EXTRACTED ENTRIES:
☆ ☆ ☆
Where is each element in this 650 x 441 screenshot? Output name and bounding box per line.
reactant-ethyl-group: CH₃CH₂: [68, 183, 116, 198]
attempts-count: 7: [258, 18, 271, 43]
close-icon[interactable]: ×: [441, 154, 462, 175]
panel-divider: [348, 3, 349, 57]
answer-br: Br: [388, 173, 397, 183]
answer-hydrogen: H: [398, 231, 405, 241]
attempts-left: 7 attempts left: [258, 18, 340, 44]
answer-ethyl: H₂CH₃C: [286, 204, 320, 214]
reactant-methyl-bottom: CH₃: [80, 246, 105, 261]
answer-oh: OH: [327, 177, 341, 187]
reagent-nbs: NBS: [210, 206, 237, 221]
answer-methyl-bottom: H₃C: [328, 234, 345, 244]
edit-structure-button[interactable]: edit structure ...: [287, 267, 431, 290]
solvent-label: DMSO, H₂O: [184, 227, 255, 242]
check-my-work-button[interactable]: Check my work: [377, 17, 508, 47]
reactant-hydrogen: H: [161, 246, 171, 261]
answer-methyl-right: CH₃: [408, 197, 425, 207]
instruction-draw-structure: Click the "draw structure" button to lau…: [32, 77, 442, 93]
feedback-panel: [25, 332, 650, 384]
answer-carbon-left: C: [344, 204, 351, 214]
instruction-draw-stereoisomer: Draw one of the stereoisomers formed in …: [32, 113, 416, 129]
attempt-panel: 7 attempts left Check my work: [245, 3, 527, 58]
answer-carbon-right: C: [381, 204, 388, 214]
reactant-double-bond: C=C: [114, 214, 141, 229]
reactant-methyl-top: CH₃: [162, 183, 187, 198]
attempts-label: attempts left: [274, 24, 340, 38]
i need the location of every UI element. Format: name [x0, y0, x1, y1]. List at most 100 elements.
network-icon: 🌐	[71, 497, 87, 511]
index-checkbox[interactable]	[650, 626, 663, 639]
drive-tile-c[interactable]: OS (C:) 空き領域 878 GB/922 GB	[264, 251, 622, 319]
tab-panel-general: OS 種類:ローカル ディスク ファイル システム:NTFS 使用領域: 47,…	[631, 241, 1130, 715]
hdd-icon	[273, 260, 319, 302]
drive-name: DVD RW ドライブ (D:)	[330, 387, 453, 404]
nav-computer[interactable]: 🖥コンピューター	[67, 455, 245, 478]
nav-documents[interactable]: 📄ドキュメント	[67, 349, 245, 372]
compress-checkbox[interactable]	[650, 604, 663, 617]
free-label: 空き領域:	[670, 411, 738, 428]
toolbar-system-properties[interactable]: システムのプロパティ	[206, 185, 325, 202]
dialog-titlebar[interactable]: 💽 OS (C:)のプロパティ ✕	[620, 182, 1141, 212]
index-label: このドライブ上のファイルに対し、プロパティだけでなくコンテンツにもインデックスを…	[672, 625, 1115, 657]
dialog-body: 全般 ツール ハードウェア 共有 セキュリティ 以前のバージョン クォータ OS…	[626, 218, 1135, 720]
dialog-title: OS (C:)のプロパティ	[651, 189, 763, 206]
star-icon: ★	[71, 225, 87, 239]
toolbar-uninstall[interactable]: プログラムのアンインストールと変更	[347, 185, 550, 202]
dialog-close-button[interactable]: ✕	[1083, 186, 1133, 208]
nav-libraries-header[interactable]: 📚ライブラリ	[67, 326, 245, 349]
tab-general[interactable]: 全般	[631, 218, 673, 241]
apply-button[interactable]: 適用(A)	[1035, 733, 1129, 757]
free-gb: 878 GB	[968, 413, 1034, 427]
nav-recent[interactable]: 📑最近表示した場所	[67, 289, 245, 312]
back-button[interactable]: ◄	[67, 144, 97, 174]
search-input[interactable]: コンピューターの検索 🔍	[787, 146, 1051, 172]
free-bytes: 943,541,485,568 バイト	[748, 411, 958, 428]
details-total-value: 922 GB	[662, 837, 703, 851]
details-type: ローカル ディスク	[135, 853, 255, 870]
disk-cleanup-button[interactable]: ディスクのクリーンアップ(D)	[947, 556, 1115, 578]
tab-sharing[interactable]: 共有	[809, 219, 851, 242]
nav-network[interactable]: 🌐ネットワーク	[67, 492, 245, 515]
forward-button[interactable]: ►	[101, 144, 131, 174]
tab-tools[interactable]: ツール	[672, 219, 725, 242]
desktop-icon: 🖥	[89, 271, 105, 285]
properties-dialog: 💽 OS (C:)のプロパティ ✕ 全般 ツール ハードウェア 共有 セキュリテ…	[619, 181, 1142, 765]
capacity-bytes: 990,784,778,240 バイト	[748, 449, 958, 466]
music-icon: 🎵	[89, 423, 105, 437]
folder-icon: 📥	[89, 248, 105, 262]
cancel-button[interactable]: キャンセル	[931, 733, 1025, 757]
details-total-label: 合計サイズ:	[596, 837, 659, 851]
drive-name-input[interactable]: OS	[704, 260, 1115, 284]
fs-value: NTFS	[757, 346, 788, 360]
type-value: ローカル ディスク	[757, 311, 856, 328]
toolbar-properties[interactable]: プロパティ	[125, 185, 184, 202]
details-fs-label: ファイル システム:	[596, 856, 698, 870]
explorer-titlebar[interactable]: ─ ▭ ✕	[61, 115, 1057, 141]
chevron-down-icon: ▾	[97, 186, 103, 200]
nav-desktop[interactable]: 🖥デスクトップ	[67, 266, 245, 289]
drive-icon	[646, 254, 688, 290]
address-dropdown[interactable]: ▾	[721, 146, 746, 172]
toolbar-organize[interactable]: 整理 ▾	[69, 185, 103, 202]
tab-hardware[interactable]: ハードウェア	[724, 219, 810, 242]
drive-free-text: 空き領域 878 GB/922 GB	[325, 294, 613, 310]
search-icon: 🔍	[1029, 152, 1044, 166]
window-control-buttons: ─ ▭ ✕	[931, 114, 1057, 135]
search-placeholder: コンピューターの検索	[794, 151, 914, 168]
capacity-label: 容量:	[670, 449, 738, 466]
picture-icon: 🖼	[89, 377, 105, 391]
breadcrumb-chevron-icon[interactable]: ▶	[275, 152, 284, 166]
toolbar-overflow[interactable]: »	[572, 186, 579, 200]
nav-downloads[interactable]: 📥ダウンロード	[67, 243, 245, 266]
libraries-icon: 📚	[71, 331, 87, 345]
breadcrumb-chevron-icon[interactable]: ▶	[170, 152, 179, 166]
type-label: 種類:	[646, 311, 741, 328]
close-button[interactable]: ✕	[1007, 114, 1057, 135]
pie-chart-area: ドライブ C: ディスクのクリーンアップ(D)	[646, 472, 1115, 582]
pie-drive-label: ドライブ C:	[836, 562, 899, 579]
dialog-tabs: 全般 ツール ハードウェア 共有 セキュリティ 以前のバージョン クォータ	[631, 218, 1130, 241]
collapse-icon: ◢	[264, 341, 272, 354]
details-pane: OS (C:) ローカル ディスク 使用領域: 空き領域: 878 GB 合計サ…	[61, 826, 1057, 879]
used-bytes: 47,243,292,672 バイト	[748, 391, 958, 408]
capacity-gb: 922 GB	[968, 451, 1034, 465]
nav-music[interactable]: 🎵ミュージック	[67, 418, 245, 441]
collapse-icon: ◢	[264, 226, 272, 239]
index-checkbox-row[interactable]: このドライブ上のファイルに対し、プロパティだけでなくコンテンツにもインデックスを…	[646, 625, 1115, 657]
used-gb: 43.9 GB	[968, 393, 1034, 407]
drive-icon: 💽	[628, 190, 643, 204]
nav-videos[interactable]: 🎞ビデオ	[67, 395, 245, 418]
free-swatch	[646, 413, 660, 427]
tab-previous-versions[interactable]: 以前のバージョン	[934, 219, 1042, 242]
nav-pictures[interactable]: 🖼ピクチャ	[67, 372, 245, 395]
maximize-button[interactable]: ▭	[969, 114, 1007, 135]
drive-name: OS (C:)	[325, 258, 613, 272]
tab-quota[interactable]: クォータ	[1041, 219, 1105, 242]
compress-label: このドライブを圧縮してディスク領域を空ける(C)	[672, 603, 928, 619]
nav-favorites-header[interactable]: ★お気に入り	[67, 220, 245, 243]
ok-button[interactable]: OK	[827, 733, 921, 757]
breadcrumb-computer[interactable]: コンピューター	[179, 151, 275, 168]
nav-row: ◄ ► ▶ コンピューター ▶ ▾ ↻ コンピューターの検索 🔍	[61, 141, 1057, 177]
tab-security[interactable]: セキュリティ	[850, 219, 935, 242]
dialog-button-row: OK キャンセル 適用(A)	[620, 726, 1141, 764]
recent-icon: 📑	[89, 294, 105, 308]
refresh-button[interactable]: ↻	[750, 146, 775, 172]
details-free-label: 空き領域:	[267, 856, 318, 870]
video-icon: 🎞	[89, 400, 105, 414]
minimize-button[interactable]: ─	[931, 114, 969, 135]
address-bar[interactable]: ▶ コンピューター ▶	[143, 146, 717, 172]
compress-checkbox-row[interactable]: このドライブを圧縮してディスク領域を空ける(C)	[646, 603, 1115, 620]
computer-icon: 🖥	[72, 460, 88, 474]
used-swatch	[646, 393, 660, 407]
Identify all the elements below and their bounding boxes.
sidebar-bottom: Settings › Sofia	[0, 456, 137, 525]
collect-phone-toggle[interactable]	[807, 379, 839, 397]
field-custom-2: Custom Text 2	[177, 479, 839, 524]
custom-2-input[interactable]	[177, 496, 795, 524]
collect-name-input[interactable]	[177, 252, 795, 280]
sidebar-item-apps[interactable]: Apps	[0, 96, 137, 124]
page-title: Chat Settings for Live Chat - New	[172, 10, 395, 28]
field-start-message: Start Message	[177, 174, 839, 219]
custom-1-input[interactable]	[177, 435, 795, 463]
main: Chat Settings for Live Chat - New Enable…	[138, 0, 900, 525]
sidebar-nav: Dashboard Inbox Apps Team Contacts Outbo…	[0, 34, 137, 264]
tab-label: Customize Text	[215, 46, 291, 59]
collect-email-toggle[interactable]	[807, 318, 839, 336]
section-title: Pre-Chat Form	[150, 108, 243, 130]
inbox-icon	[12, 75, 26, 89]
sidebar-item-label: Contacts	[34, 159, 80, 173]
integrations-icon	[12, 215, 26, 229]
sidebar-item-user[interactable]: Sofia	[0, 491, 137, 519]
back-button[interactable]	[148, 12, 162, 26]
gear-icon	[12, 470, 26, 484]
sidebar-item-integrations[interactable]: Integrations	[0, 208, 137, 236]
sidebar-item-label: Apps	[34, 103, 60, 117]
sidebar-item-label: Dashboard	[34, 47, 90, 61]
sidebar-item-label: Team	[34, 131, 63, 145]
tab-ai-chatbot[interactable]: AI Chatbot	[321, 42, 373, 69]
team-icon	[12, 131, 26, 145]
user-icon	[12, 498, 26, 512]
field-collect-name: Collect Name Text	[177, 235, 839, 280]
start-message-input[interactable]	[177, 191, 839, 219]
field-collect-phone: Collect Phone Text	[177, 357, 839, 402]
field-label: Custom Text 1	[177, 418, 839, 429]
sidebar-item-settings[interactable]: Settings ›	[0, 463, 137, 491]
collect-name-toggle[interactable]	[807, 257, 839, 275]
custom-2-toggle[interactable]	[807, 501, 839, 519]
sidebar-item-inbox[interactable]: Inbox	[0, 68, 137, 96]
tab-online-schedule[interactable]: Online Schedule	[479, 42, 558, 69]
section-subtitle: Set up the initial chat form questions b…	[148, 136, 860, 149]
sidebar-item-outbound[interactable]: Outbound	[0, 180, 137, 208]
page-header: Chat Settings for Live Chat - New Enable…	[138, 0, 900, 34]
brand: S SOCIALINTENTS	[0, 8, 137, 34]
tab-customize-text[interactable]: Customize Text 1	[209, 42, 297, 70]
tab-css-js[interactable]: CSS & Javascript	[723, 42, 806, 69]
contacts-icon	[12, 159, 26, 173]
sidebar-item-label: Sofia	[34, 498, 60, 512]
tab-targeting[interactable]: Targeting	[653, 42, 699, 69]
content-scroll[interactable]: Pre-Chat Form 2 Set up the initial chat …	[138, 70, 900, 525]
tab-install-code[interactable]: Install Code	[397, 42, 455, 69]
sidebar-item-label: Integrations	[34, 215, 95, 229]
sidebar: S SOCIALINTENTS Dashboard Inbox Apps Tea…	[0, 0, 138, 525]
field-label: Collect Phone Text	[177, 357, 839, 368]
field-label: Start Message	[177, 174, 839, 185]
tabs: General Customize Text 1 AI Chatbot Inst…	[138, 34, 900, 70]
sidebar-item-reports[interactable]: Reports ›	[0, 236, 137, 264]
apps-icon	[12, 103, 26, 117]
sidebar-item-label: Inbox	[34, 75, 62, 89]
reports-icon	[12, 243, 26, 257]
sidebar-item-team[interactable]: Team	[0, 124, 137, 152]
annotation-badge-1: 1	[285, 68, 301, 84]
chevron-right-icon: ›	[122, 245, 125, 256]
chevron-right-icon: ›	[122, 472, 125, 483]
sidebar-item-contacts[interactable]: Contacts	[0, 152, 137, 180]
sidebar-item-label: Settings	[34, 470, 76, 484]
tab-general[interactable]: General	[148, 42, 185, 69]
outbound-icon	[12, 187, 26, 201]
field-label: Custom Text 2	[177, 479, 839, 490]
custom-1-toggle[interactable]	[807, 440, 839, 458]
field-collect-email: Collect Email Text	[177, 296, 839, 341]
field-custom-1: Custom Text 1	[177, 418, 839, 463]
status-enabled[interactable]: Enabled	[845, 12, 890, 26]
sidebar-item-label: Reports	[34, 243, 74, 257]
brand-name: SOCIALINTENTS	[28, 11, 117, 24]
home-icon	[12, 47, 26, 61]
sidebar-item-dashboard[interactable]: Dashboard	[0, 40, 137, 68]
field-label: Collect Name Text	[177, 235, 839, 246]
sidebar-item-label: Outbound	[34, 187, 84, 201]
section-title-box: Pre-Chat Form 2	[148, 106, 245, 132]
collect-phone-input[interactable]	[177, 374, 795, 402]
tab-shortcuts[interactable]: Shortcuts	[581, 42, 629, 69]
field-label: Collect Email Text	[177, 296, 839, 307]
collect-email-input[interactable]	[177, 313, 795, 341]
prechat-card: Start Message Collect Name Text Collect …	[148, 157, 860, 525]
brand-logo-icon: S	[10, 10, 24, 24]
☆ ☆ ☆
AIM: Give the listing from its first line through the line containing "answer-ethyl: H₂CH₃C: [286, 204, 320, 214]", both included, as a numbered list, omitting any blank lines.

EXERCISE ANSWER:
1. Where is each element in this 650 x 441 screenshot? Output name and bounding box per line.
2. reactant-ethyl-group: CH₃CH₂: [68, 183, 116, 198]
3. attempts-count: 7: [258, 18, 271, 43]
4. close-icon[interactable]: ×: [441, 154, 462, 175]
5. panel-divider: [348, 3, 349, 57]
6. answer-br: Br: [388, 173, 397, 183]
7. answer-hydrogen: H: [398, 231, 405, 241]
8. attempts-left: 7 attempts left: [258, 18, 340, 44]
9. answer-ethyl: H₂CH₃C: [286, 204, 320, 214]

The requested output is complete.